• Your objective: Could you write out every record below exactly, leaving out any pictures?

┄┄┄┄┄┄┄┄┄┄

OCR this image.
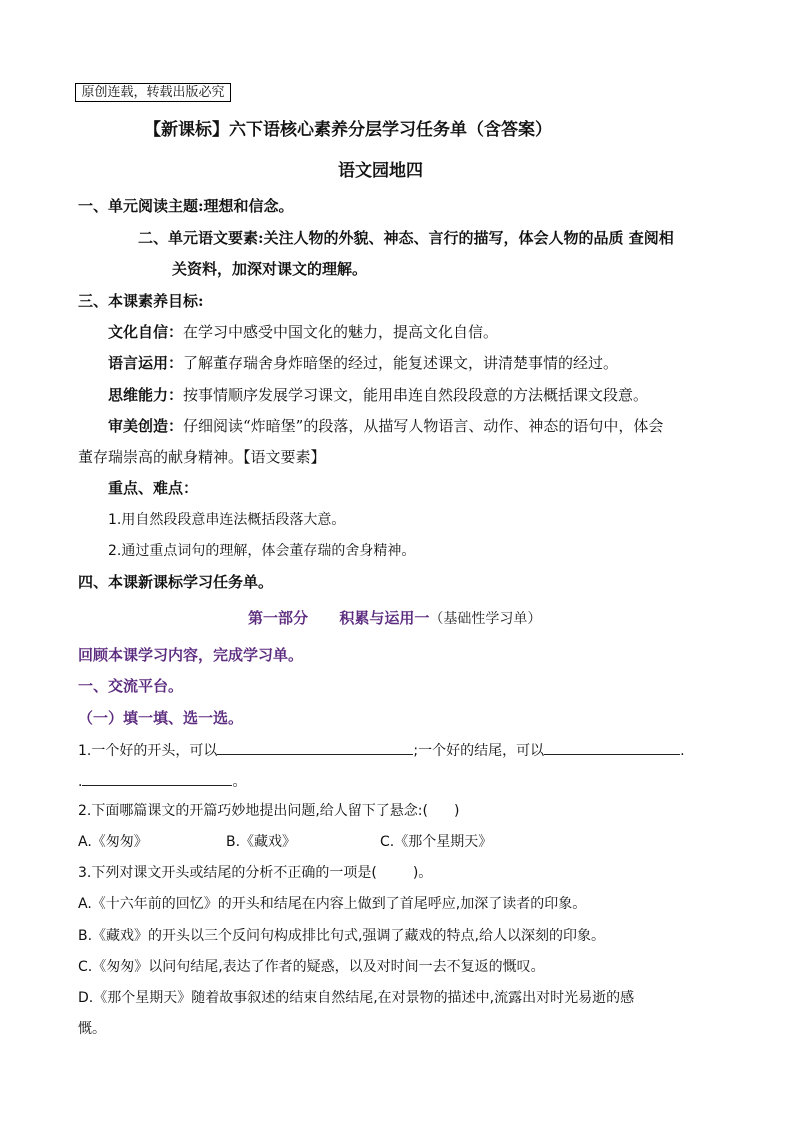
原创连载，转载出版必究
【新课标】六下语核心素养分层学习任务单（含答案）
语文园地四
一、单元阅读主题:理想和信念。
二、单元语文要素:关注人物的外貌、神态、言行的描写，体会人物的品质 查阅相
关资料，加深对课文的理解。
三、本课素养目标:
文化自信：在学习中感受中国文化的魅力，提高文化自信。
语言运用：了解董存瑞舍身炸暗堡的经过，能复述课文，讲清楚事情的经过。
思维能力：按事情顺序发展学习课文，能用串连自然段段意的方法概括课文段意。
审美创造：仔细阅读“炸暗堡”的段落，从描写人物语言、动作、神态的语句中，体会
董存瑞崇高的献身精神。【语文要素】
重点、难点：
1.用自然段段意串连法概括段落大意。
2.通过重点词句的理解，体会董存瑞的舍身精神。
四、本课新课标学习任务单。
第一部分      积累与运用一（基础性学习单）
回顾本课学习内容，完成学习单。
一、交流平台。
（一）填一填、选一选。
1.一个好的开头，可以	;一个好的结尾，可以	.
.	。
2.下面哪篇课文的开篇巧妙地提出问题,给人留下了悬念:( )
A.《匆匆》	B.《藏戏》	C.《那个星期天》
3.下列对课文开头或结尾的分析不正确的一项是(	)。
A.《十六年前的回忆》的开头和结尾在内容上做到了首尾呼应,加深了读者的印象。
B.《藏戏》的开头以三个反问句构成排比句式,强调了藏戏的特点,给人以深刻的印象。
C.《匆匆》以问句结尾,表达了作者的疑惑，以及对时间一去不复返的慨叹。
D.《那个星期天》随着故事叙述的结束自然结尾,在对景物的描述中,流露出对时光易逝的感
慨。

┄┄┄┄┄┄┄┄┄┄

• Written response:
OCR this image.
原创连载，转载出版必究
【新课标】六下语核心素养分层学习任务单（含答案）
语文园地四
一、单元阅读主题:理想和信念。
二、单元语文要素:关注人物的外貌、神态、言行的描写，体会人物的品质 查阅相
关资料，加深对课文的理解。
三、本课素养目标:
文化自信：在学习中感受中国文化的魅力，提高文化自信。
语言运用：了解董存瑞舍身炸暗堡的经过，能复述课文，讲清楚事情的经过。
思维能力：按事情顺序发展学习课文，能用串连自然段段意的方法概括课文段意。
审美创造：仔细阅读“炸暗堡”的段落，从描写人物语言、动作、神态的语句中，体会
董存瑞崇高的献身精神。【语文要素】
重点、难点：
1.用自然段段意串连法概括段落大意。
2.通过重点词句的理解，体会董存瑞的舍身精神。
四、本课新课标学习任务单。
第一部分      积累与运用一（基础性学习单）
回顾本课学习内容，完成学习单。
一、交流平台。
（一）填一填、选一选。
1.一个好的开头，可以	;一个好的结尾，可以	.
.	。
2.下面哪篇课文的开篇巧妙地提出问题,给人留下了悬念:( )
A.《匆匆》	B.《藏戏》	C.《那个星期天》
3.下列对课文开头或结尾的分析不正确的一项是(	)。
A.《十六年前的回忆》的开头和结尾在内容上做到了首尾呼应,加深了读者的印象。
B.《藏戏》的开头以三个反问句构成排比句式,强调了藏戏的特点,给人以深刻的印象。
C.《匆匆》以问句结尾,表达了作者的疑惑，以及对时间一去不复返的慨叹。
D.《那个星期天》随着故事叙述的结束自然结尾,在对景物的描述中,流露出对时光易逝的感
慨。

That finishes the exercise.